> PROBLEM DESCRIPTION
Copy out all lines that carry the word "marker".

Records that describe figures
· · · · ·
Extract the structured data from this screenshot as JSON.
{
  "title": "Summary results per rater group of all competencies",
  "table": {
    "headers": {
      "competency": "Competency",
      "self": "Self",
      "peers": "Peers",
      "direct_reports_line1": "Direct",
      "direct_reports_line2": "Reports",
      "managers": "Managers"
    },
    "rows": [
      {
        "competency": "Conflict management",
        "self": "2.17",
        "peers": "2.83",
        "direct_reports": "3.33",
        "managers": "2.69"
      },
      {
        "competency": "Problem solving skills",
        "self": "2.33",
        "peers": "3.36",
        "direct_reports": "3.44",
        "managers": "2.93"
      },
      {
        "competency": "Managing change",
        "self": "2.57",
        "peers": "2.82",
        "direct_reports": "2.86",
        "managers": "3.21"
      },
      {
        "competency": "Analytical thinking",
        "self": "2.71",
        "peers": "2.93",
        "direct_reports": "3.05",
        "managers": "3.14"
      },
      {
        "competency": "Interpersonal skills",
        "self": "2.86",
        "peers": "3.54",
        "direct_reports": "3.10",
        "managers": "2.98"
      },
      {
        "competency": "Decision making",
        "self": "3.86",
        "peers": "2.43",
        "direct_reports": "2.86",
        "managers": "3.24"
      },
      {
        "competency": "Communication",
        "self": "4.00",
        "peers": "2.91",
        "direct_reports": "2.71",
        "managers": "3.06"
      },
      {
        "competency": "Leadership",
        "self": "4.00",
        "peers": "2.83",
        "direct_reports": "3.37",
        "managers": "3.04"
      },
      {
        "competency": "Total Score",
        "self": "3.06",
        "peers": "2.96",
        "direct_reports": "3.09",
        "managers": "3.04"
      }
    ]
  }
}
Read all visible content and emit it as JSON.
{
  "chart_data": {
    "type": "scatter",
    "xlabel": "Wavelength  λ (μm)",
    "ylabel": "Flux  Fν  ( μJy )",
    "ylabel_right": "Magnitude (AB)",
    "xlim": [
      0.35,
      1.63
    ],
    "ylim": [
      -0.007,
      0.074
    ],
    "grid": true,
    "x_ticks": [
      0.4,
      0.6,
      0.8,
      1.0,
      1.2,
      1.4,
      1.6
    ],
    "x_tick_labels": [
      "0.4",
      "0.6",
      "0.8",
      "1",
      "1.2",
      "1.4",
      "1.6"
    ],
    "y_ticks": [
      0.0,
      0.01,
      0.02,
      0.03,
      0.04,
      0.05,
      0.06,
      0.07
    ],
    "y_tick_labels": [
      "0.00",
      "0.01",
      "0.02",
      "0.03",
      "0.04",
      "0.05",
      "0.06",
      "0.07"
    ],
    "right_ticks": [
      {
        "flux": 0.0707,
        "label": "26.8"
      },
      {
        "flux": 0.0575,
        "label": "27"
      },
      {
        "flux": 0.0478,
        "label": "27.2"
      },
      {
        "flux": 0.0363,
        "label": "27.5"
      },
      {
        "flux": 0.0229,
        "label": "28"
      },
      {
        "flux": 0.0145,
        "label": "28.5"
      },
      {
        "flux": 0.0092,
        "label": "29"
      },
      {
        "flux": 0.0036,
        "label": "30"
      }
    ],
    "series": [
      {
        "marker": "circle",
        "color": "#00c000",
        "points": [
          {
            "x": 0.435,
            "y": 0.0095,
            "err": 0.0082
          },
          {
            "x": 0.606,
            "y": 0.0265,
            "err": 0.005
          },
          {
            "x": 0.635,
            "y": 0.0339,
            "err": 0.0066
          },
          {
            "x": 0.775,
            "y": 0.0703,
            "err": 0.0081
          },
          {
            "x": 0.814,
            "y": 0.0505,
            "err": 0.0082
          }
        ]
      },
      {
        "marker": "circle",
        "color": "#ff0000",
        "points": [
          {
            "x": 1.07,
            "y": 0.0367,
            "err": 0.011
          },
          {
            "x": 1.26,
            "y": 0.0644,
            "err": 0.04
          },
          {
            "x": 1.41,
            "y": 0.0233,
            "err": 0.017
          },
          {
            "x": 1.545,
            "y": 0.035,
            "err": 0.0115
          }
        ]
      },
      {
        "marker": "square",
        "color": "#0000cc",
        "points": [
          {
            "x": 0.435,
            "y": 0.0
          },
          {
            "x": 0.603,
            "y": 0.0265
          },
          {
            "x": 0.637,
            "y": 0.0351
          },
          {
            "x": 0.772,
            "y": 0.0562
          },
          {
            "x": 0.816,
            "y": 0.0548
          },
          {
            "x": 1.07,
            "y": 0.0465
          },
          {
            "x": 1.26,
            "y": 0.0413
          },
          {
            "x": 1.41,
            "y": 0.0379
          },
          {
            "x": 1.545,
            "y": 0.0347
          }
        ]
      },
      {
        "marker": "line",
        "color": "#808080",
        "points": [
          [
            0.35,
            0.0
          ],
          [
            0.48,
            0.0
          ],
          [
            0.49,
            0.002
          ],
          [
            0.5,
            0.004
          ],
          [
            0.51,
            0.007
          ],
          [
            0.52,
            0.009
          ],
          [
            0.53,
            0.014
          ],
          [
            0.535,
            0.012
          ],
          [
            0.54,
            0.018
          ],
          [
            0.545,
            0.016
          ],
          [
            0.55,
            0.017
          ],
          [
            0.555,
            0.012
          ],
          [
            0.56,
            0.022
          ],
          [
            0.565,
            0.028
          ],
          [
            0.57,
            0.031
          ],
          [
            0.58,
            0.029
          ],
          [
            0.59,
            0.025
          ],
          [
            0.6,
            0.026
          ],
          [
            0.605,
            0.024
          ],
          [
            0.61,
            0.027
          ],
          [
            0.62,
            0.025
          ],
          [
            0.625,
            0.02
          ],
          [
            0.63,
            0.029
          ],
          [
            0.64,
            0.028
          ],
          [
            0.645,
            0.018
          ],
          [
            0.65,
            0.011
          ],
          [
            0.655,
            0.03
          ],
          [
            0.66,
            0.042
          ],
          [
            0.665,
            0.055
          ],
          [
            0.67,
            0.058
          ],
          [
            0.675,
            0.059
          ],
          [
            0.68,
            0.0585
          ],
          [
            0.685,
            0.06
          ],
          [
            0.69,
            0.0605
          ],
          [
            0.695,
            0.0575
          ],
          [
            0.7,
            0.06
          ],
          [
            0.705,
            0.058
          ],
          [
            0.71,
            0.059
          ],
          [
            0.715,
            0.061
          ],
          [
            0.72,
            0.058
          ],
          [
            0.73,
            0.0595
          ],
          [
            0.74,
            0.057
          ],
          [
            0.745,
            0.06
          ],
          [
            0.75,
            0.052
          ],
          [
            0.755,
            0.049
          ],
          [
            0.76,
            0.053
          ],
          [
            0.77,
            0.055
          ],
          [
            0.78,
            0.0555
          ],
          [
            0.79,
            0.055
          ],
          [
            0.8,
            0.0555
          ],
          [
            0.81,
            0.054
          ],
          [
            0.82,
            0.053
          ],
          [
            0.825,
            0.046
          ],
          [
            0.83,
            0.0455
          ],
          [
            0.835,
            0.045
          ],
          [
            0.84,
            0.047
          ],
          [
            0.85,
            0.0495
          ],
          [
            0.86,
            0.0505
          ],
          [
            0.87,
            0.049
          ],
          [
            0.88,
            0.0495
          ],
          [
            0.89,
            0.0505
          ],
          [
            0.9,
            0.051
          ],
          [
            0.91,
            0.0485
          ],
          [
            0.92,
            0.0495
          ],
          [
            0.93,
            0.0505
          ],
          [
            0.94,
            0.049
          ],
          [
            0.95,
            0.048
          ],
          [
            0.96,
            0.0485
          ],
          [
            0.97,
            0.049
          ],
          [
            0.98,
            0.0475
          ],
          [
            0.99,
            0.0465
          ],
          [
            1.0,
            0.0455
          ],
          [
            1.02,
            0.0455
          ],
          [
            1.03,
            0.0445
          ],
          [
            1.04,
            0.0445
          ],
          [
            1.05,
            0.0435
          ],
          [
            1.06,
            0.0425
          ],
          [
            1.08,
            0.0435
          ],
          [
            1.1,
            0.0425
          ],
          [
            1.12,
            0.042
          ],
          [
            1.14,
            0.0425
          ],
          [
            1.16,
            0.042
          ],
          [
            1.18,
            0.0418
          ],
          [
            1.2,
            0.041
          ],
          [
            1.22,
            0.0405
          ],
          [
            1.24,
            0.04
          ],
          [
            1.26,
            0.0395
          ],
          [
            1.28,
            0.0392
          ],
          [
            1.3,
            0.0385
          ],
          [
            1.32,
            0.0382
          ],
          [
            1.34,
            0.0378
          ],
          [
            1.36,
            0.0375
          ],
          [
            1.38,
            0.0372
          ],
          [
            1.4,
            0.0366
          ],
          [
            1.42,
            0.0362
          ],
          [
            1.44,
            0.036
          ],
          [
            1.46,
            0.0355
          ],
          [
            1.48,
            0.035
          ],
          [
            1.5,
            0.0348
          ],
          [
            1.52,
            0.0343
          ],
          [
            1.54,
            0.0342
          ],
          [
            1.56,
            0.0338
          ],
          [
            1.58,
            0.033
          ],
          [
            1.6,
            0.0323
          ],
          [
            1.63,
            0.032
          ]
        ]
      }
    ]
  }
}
· · · · ·
> RESULT OF THIS TASK
        "marker": "circle",
        "marker": "circle",
        "marker": "square",
        "marker": "line",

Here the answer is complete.